> What the exercise asks: Using the listing below, extract each line that has the word "Maximale" in it.

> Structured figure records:
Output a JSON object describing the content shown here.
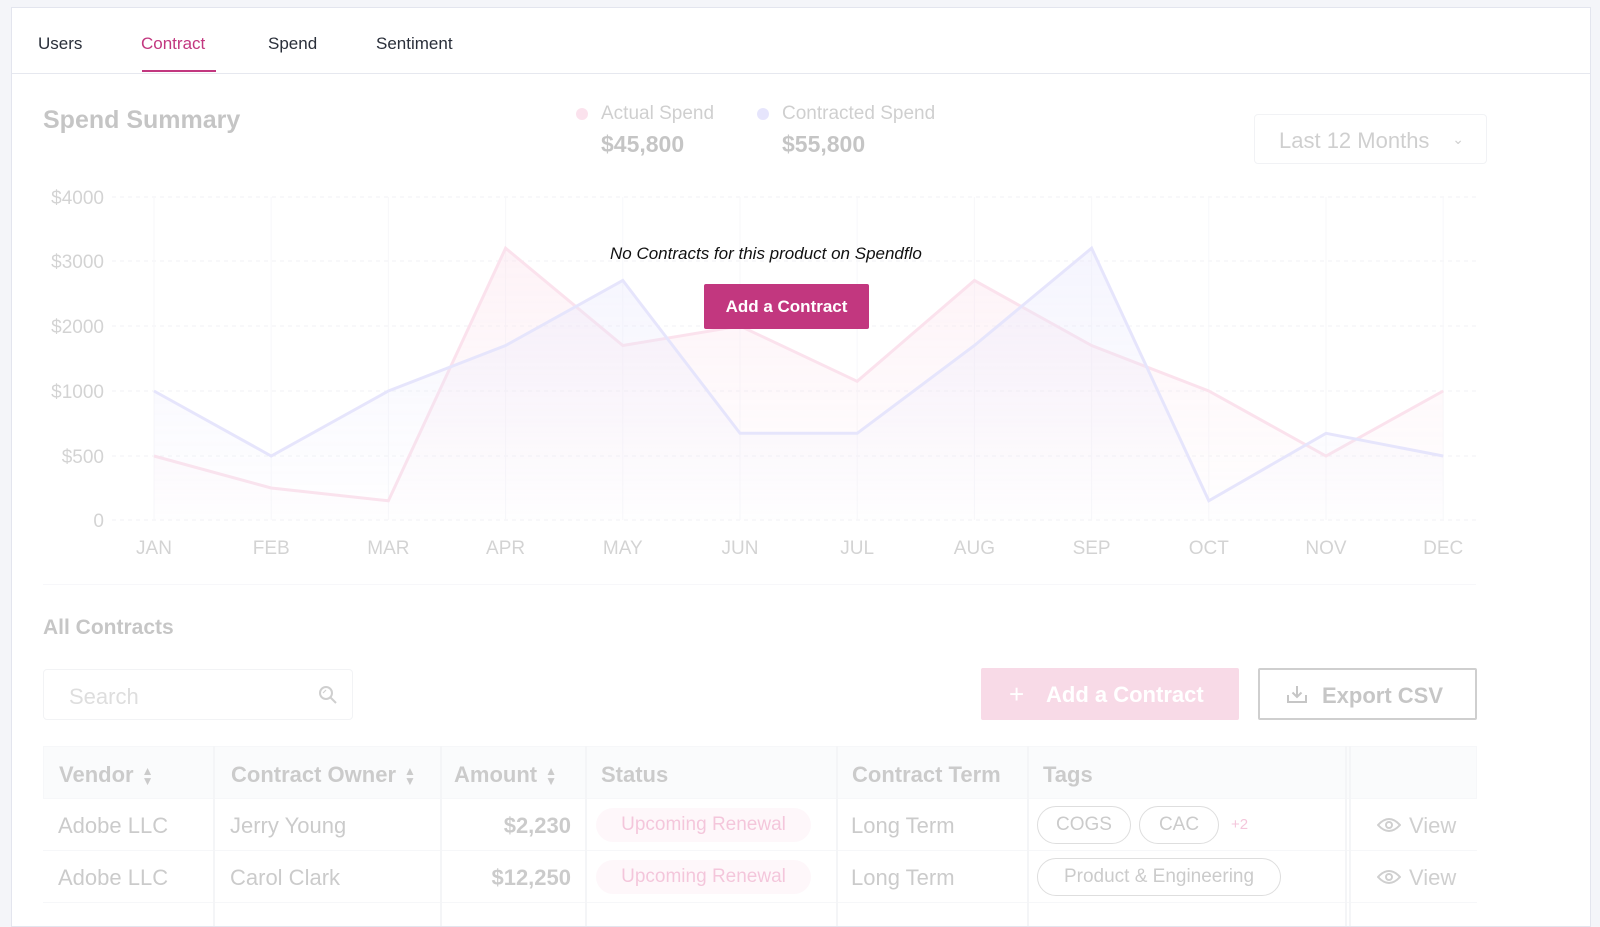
{
  "tabs": [
    {
      "label": "Users"
    },
    {
      "label": "Contract"
    },
    {
      "label": "Spend"
    },
    {
      "label": "Sentiment"
    }
  ],
  "summary": {
    "title": "Spend Summary",
    "actual_label": "Actual Spend",
    "actual_value": "$45,800",
    "contracted_label": "Contracted Spend",
    "contracted_value": "$55,800",
    "period": "Last 12 Months",
    "colors": {
      "actual": "#f29bbf",
      "contracted": "#a9a6f5",
      "accent": "#c2377f"
    }
  },
  "empty_state": {
    "message": "No Contracts for this product on Spendflo",
    "button": "Add a Contract"
  },
  "chart_data": {
    "type": "line",
    "x": [
      "JAN",
      "FEB",
      "MAR",
      "APR",
      "MAY",
      "JUN",
      "JUL",
      "AUG",
      "SEP",
      "OCT",
      "NOV",
      "DEC"
    ],
    "y_ticks": [
      "0",
      "$500",
      "$1000",
      "$2000",
      "$3000",
      "$4000"
    ],
    "series": [
      {
        "name": "Actual Spend",
        "values": [
          500,
          250,
          150,
          3200,
          1700,
          2000,
          1150,
          2700,
          1700,
          1000,
          500,
          1000
        ]
      },
      {
        "name": "Contracted Spend",
        "values": [
          1000,
          500,
          1000,
          1700,
          2700,
          675,
          675,
          1700,
          3200,
          150,
          675,
          500
        ]
      }
    ],
    "grid": true
  },
  "contracts": {
    "title": "All Contracts",
    "search_placeholder": "Search",
    "add_button": "Add a Contract",
    "export_button": "Export CSV",
    "columns": [
      "Vendor",
      "Contract Owner",
      "Amount",
      "Status",
      "Contract Term",
      "Tags"
    ],
    "rows": [
      {
        "vendor": "Adobe LLC",
        "owner": "Jerry Young",
        "amount": "$2,230",
        "status": "Upcoming Renewal",
        "term": "Long Term",
        "tags": [
          "COGS",
          "CAC"
        ],
        "more": "+2",
        "action": "View"
      },
      {
        "vendor": "Adobe LLC",
        "owner": "Carol Clark",
        "amount": "$12,250",
        "status": "Upcoming Renewal",
        "term": "Long Term",
        "tags": [
          "Product & Engineering"
        ],
        "more": "",
        "action": "View"
      }
    ]
  }
}
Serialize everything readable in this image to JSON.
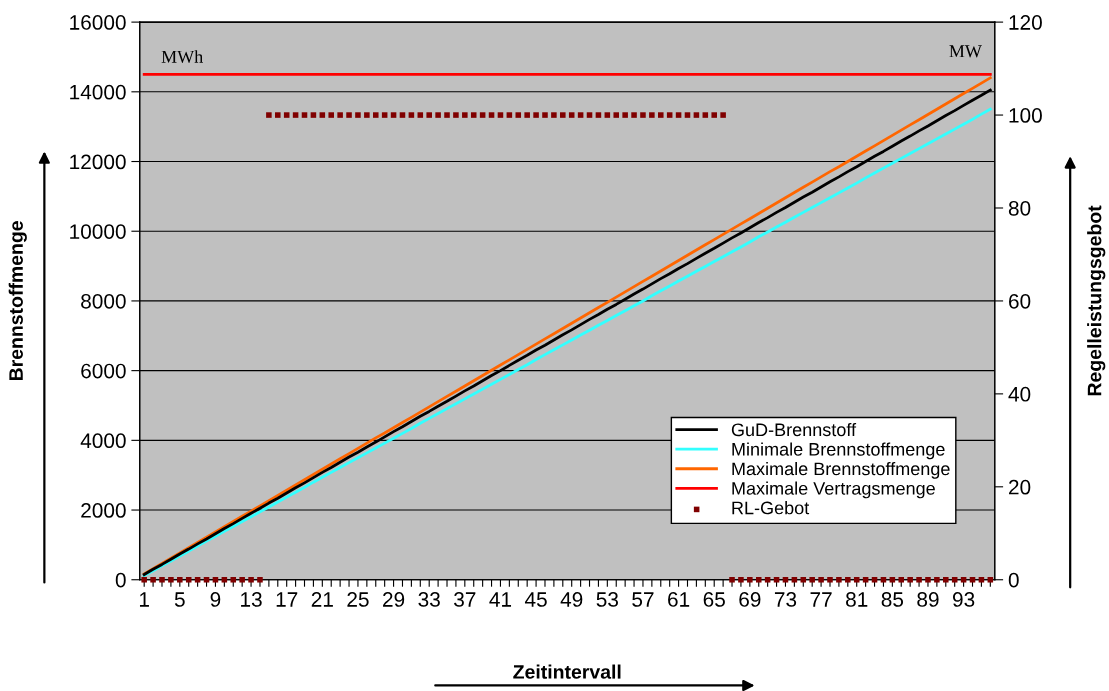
{
  "chart_data": {
    "type": "line",
    "categories": [
      "1",
      null,
      null,
      null,
      "5",
      null,
      null,
      null,
      "9",
      null,
      null,
      null,
      "13",
      null,
      null,
      null,
      "17",
      null,
      null,
      null,
      "21",
      null,
      null,
      null,
      "25",
      null,
      null,
      null,
      "29",
      null,
      null,
      null,
      "33",
      null,
      null,
      null,
      "37",
      null,
      null,
      null,
      "41",
      null,
      null,
      null,
      "45",
      null,
      null,
      null,
      "49",
      null,
      null,
      null,
      "53",
      null,
      null,
      null,
      "57",
      null,
      null,
      null,
      "61",
      null,
      null,
      null,
      "65",
      null,
      null,
      null,
      "69",
      null,
      null,
      null,
      "73",
      null,
      null,
      null,
      "77",
      null,
      null,
      null,
      "81",
      null,
      null,
      null,
      "85",
      null,
      null,
      null,
      "89",
      null,
      null,
      null,
      "93",
      null,
      null,
      null
    ],
    "series": [
      {
        "name": "GuD-Brennstoff",
        "color": "#000000",
        "values": [
          150,
          300,
          440,
          590,
          740,
          880,
          1030,
          1170,
          1320,
          1470,
          1610,
          1760,
          1910,
          2050,
          2200,
          2340,
          2490,
          2640,
          2780,
          2930,
          3080,
          3220,
          3370,
          3520,
          3660,
          3810,
          3950,
          4100,
          4250,
          4390,
          4540,
          4690,
          4830,
          4980,
          5120,
          5270,
          5420,
          5560,
          5710,
          5860,
          6000,
          6150,
          6300,
          6440,
          6590,
          6730,
          6880,
          7030,
          7170,
          7320,
          7470,
          7610,
          7760,
          7900,
          8050,
          8200,
          8340,
          8490,
          8640,
          8780,
          8930,
          9070,
          9220,
          9370,
          9510,
          9660,
          9810,
          9950,
          10100,
          10250,
          10390,
          10540,
          10680,
          10830,
          10980,
          11120,
          11270,
          11420,
          11560,
          11710,
          11850,
          12000,
          12150,
          12290,
          12440,
          12590,
          12730,
          12880,
          13020,
          13170,
          13320,
          13460,
          13610,
          13760,
          13900,
          14050
        ]
      },
      {
        "name": "Minimale Brennstoffmenge",
        "color": "#33ffff",
        "values": [
          120,
          260,
          400,
          540,
          680,
          820,
          970,
          1110,
          1250,
          1390,
          1530,
          1670,
          1810,
          1950,
          2090,
          2230,
          2370,
          2510,
          2650,
          2800,
          2940,
          3080,
          3220,
          3360,
          3500,
          3640,
          3780,
          3920,
          4060,
          4200,
          4340,
          4490,
          4630,
          4770,
          4910,
          5050,
          5190,
          5330,
          5470,
          5610,
          5750,
          5890,
          6030,
          6170,
          6320,
          6460,
          6600,
          6740,
          6880,
          7020,
          7160,
          7300,
          7440,
          7580,
          7720,
          7860,
          8000,
          8150,
          8290,
          8430,
          8570,
          8710,
          8850,
          8990,
          9130,
          9270,
          9410,
          9550,
          9690,
          9840,
          9980,
          10120,
          10260,
          10400,
          10540,
          10680,
          10820,
          10960,
          11100,
          11240,
          11380,
          11530,
          11670,
          11810,
          11950,
          12090,
          12230,
          12370,
          12510,
          12650,
          12790,
          12930,
          13070,
          13210,
          13360,
          13500
        ]
      },
      {
        "name": "Maximale Brennstoffmenge",
        "color": "#ff6600",
        "values": [
          170,
          320,
          470,
          620,
          770,
          920,
          1070,
          1220,
          1370,
          1520,
          1670,
          1820,
          1970,
          2120,
          2270,
          2420,
          2570,
          2720,
          2870,
          3020,
          3170,
          3320,
          3470,
          3620,
          3770,
          3920,
          4070,
          4210,
          4360,
          4510,
          4660,
          4810,
          4960,
          5110,
          5260,
          5410,
          5560,
          5710,
          5860,
          6010,
          6160,
          6310,
          6460,
          6610,
          6760,
          6910,
          7060,
          7210,
          7360,
          7510,
          7660,
          7810,
          7960,
          8110,
          8260,
          8410,
          8560,
          8710,
          8860,
          9010,
          9160,
          9310,
          9460,
          9610,
          9760,
          9910,
          10060,
          10210,
          10360,
          10510,
          10660,
          10810,
          10960,
          11110,
          11260,
          11410,
          11560,
          11710,
          11850,
          12000,
          12150,
          12300,
          12450,
          12600,
          12750,
          12900,
          13050,
          13200,
          13350,
          13500,
          13650,
          13800,
          13950,
          14100,
          14250,
          14400
        ]
      },
      {
        "name": "Maximale Vertragsmenge",
        "color": "#ff0000",
        "values": [
          14500,
          14500,
          14500,
          14500,
          14500,
          14500,
          14500,
          14500,
          14500,
          14500,
          14500,
          14500,
          14500,
          14500,
          14500,
          14500,
          14500,
          14500,
          14500,
          14500,
          14500,
          14500,
          14500,
          14500,
          14500,
          14500,
          14500,
          14500,
          14500,
          14500,
          14500,
          14500,
          14500,
          14500,
          14500,
          14500,
          14500,
          14500,
          14500,
          14500,
          14500,
          14500,
          14500,
          14500,
          14500,
          14500,
          14500,
          14500,
          14500,
          14500,
          14500,
          14500,
          14500,
          14500,
          14500,
          14500,
          14500,
          14500,
          14500,
          14500,
          14500,
          14500,
          14500,
          14500,
          14500,
          14500,
          14500,
          14500,
          14500,
          14500,
          14500,
          14500,
          14500,
          14500,
          14500,
          14500,
          14500,
          14500,
          14500,
          14500,
          14500,
          14500,
          14500,
          14500,
          14500,
          14500,
          14500,
          14500,
          14500,
          14500,
          14500,
          14500,
          14500,
          14500,
          14500,
          14500
        ]
      },
      {
        "name": "RL-Gebot",
        "type": "scatter",
        "marker": "square",
        "axis": "y2",
        "color": "#800000",
        "values": [
          0,
          0,
          0,
          0,
          0,
          0,
          0,
          0,
          0,
          0,
          0,
          0,
          0,
          0,
          100,
          100,
          100,
          100,
          100,
          100,
          100,
          100,
          100,
          100,
          100,
          100,
          100,
          100,
          100,
          100,
          100,
          100,
          100,
          100,
          100,
          100,
          100,
          100,
          100,
          100,
          100,
          100,
          100,
          100,
          100,
          100,
          100,
          100,
          100,
          100,
          100,
          100,
          100,
          100,
          100,
          100,
          100,
          100,
          100,
          100,
          100,
          100,
          100,
          100,
          100,
          100,
          0,
          0,
          0,
          0,
          0,
          0,
          0,
          0,
          0,
          0,
          0,
          0,
          0,
          0,
          0,
          0,
          0,
          0,
          0,
          0,
          0,
          0,
          0,
          0,
          0,
          0,
          0,
          0,
          0,
          0
        ]
      }
    ],
    "xlabel": "Zeitintervall",
    "ylabel": "Brennstoffmenge",
    "y2label": "Regelleistungsgebot",
    "ylim": [
      0,
      16000
    ],
    "yticks": [
      0,
      2000,
      4000,
      6000,
      8000,
      10000,
      12000,
      14000,
      16000
    ],
    "y2lim": [
      0,
      120
    ],
    "y2ticks": [
      0,
      20,
      40,
      60,
      80,
      100,
      120
    ],
    "annotations": [
      "MWh",
      "MW"
    ],
    "grid": "y",
    "legend": "lower right",
    "marker": "none",
    "line_style": "solid"
  }
}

> Response to the task:
        "name": "Maximale Brennstoffmenge",
        "name": "Maximale Vertragsmenge",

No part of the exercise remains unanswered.